◆ Material ◆
^^^^

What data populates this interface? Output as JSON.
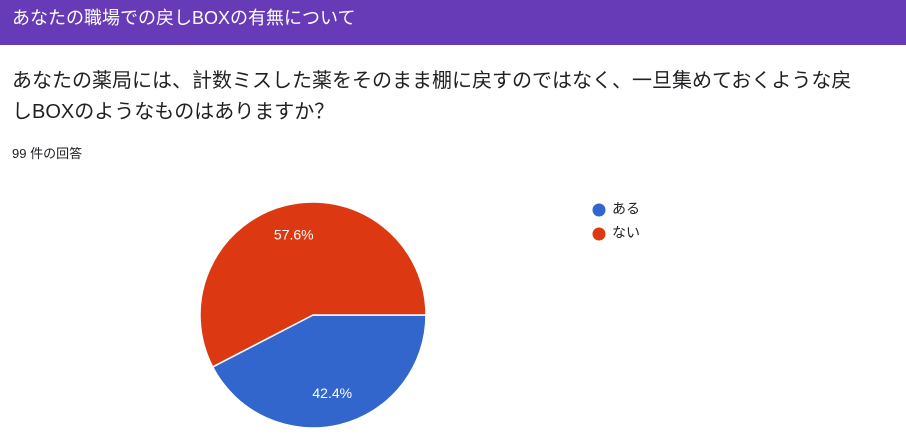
{
  "header": {
    "title": "あなたの職場での戻しBOXの有無について"
  },
  "chart_data": {
    "type": "pie",
    "title": "あなたの薬局には、計数ミスした薬をそのまま棚に戻すのではなく、一旦集めておくような戻しBOXのようなものはありますか？",
    "subtitle": "99 件の回答",
    "categories": [
      "ある",
      "ない"
    ],
    "values": [
      42.4,
      57.6
    ],
    "value_labels": [
      "42.4%",
      "57.6%"
    ],
    "colors": [
      "#3366cc",
      "#dc3912"
    ],
    "legend": "right"
  }
}
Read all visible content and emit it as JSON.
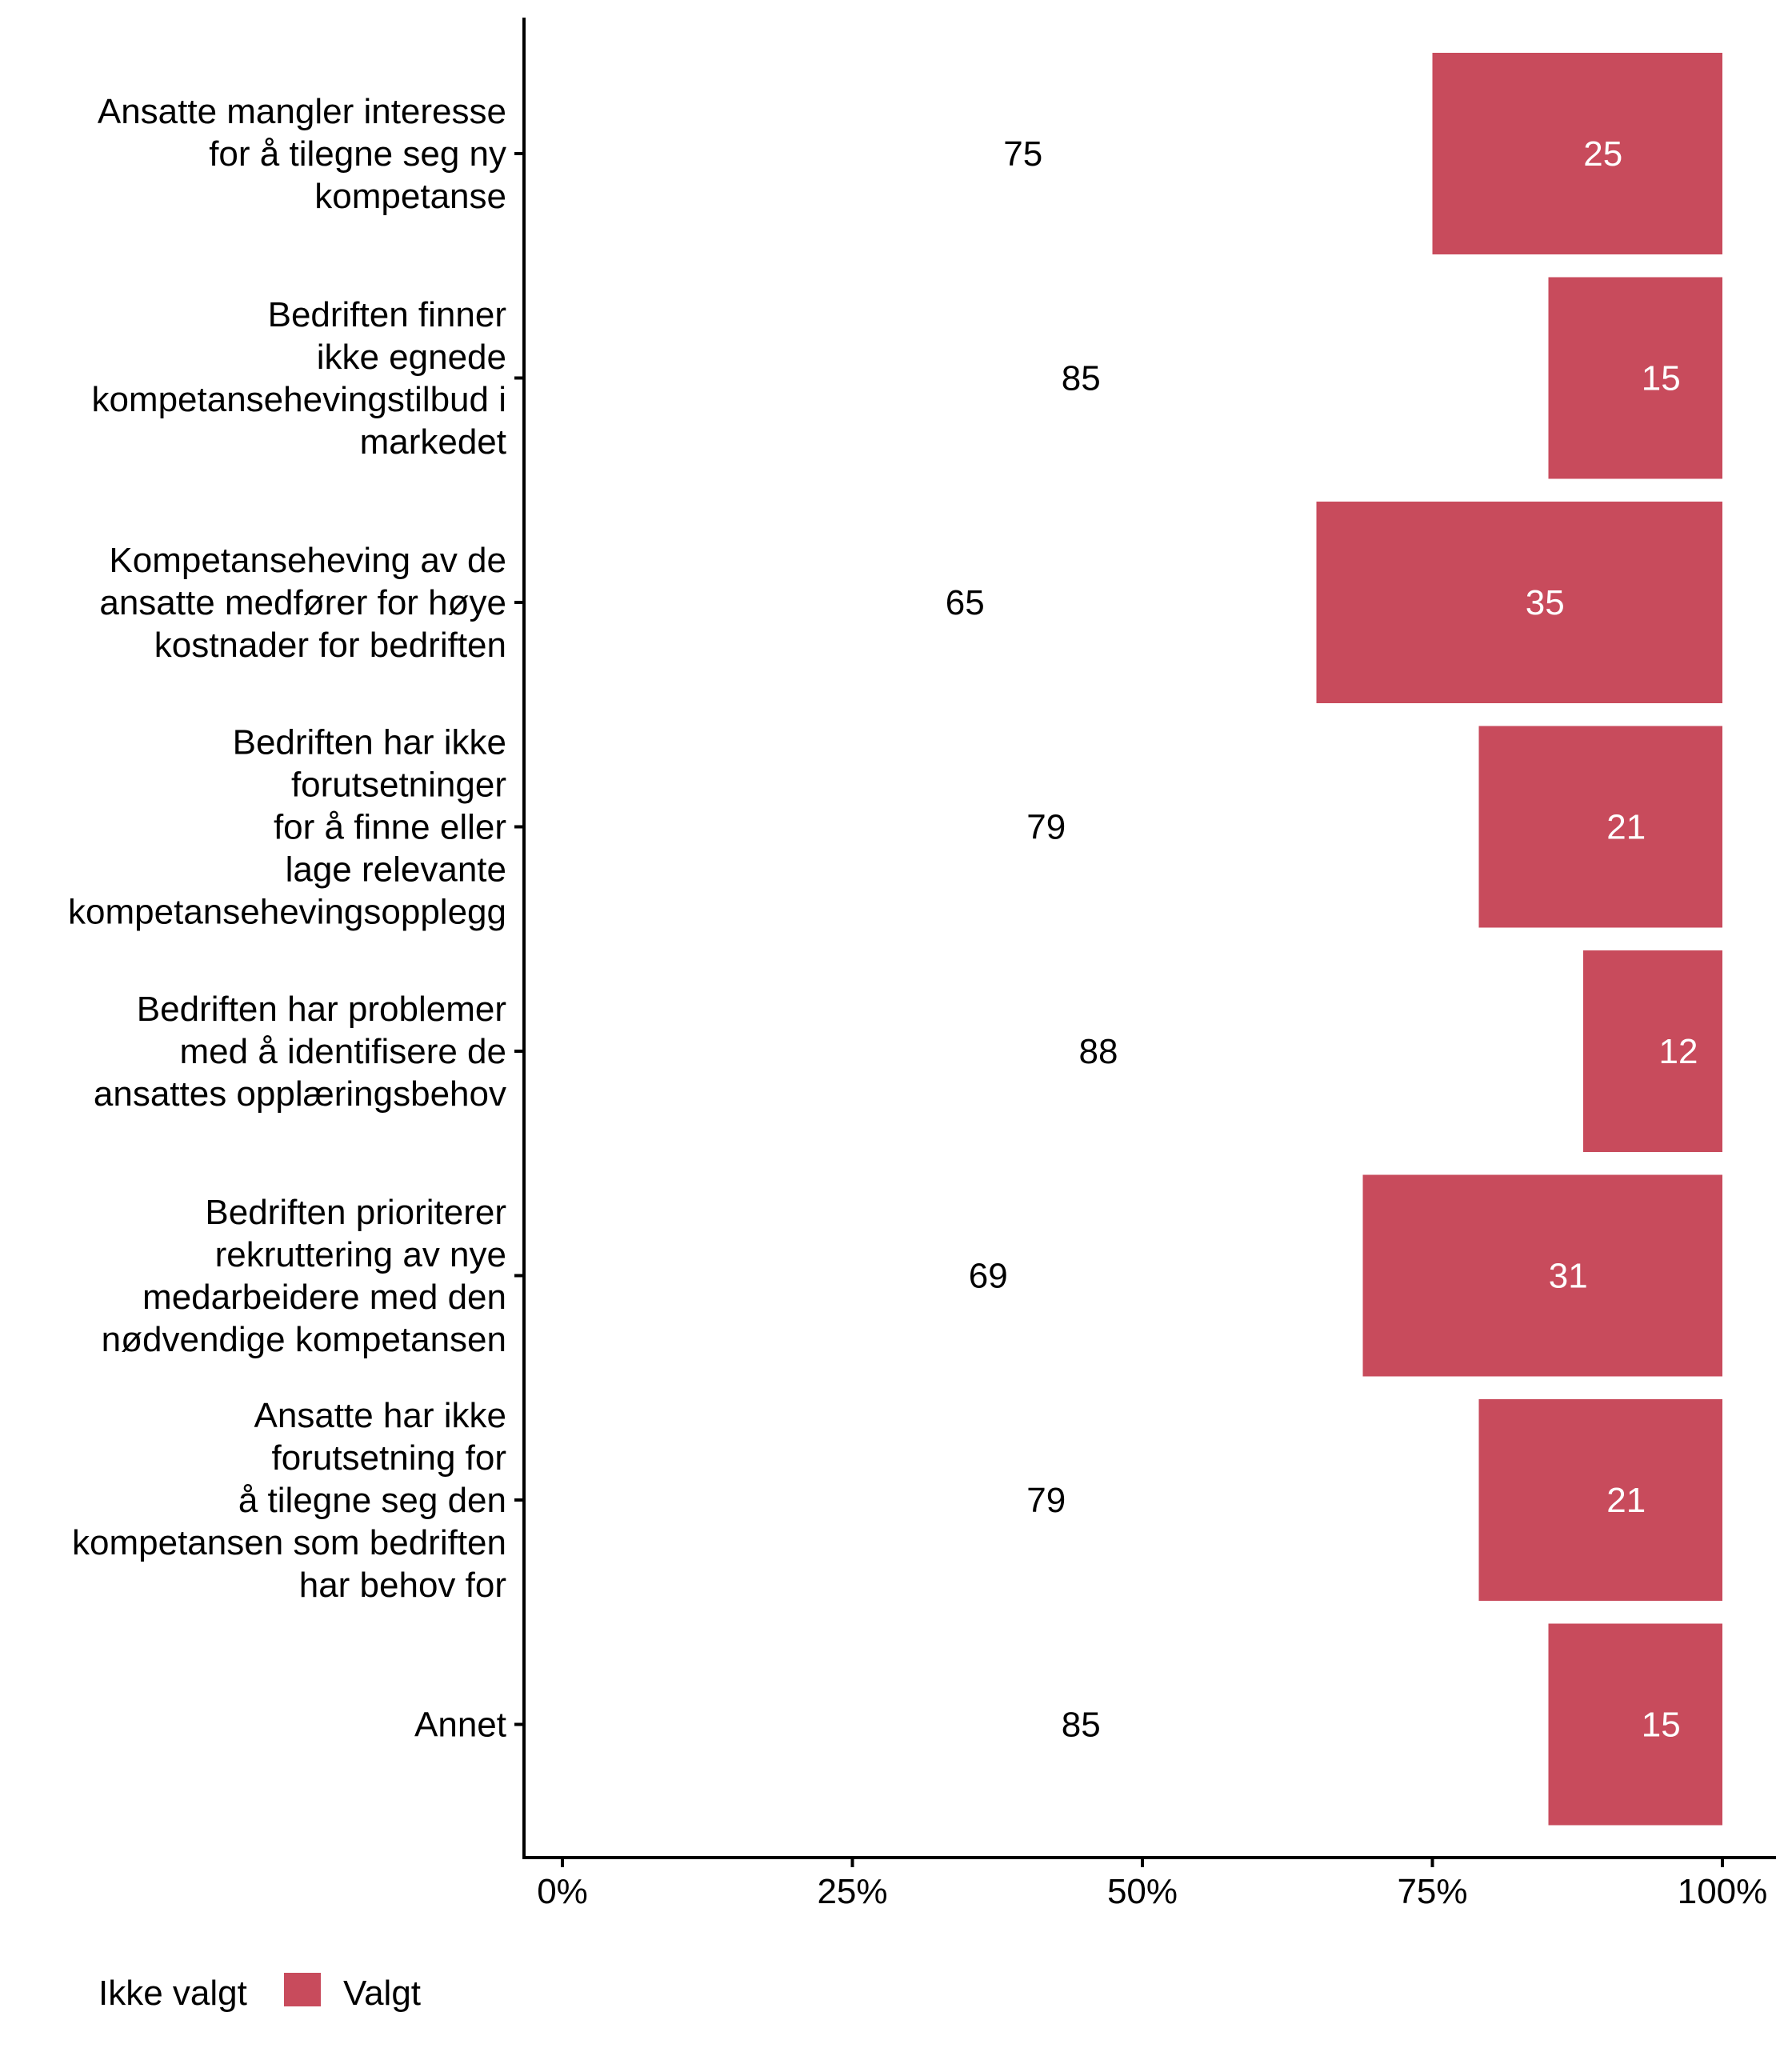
{
  "chart_data": {
    "type": "bar",
    "orientation": "horizontal",
    "stacked": "percent",
    "title": "",
    "xlabel": "",
    "ylabel": "",
    "xlim": [
      0,
      100
    ],
    "x_ticks": [
      "0%",
      "25%",
      "50%",
      "75%",
      "100%"
    ],
    "x_tick_values": [
      0,
      25,
      50,
      75,
      100
    ],
    "grid": false,
    "legend_position": "bottom-left",
    "categories": [
      [
        "Ansatte mangler interesse",
        "for å tilegne seg ny",
        "kompetanse"
      ],
      [
        "Bedriften finner",
        "ikke egnede",
        "kompetansehevingstilbud i",
        "markedet"
      ],
      [
        "Kompetanseheving av de",
        "ansatte medfører for høye",
        "kostnader for bedriften"
      ],
      [
        "Bedriften har ikke",
        "forutsetninger",
        "for å finne eller",
        "lage relevante",
        "kompetansehevingsopplegg"
      ],
      [
        "Bedriften har problemer",
        "med å identifisere de",
        "ansattes opplæringsbehov"
      ],
      [
        "Bedriften prioriterer",
        "rekruttering av nye",
        "medarbeidere med den",
        "nødvendige kompetansen"
      ],
      [
        "Ansatte har ikke",
        "forutsetning for",
        "å tilegne seg den",
        "kompetansen som bedriften",
        "har behov for"
      ],
      [
        "Annet"
      ]
    ],
    "series": [
      {
        "name": "Ikke valgt",
        "color": "#ffffff",
        "label_color": "#000000",
        "values": [
          75,
          85,
          65,
          79,
          88,
          69,
          79,
          85
        ]
      },
      {
        "name": "Valgt",
        "color": "#C84B5C",
        "label_color": "#ffffff",
        "values": [
          25,
          15,
          35,
          21,
          12,
          31,
          21,
          15
        ]
      }
    ]
  }
}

^^^^

◆ Description of the task ◆
Select every line of the material above holding the word "JSON" and copy it.

◆ Result below ◆
What data populates this interface? Output as JSON.
Read all visible content and emit it as JSON.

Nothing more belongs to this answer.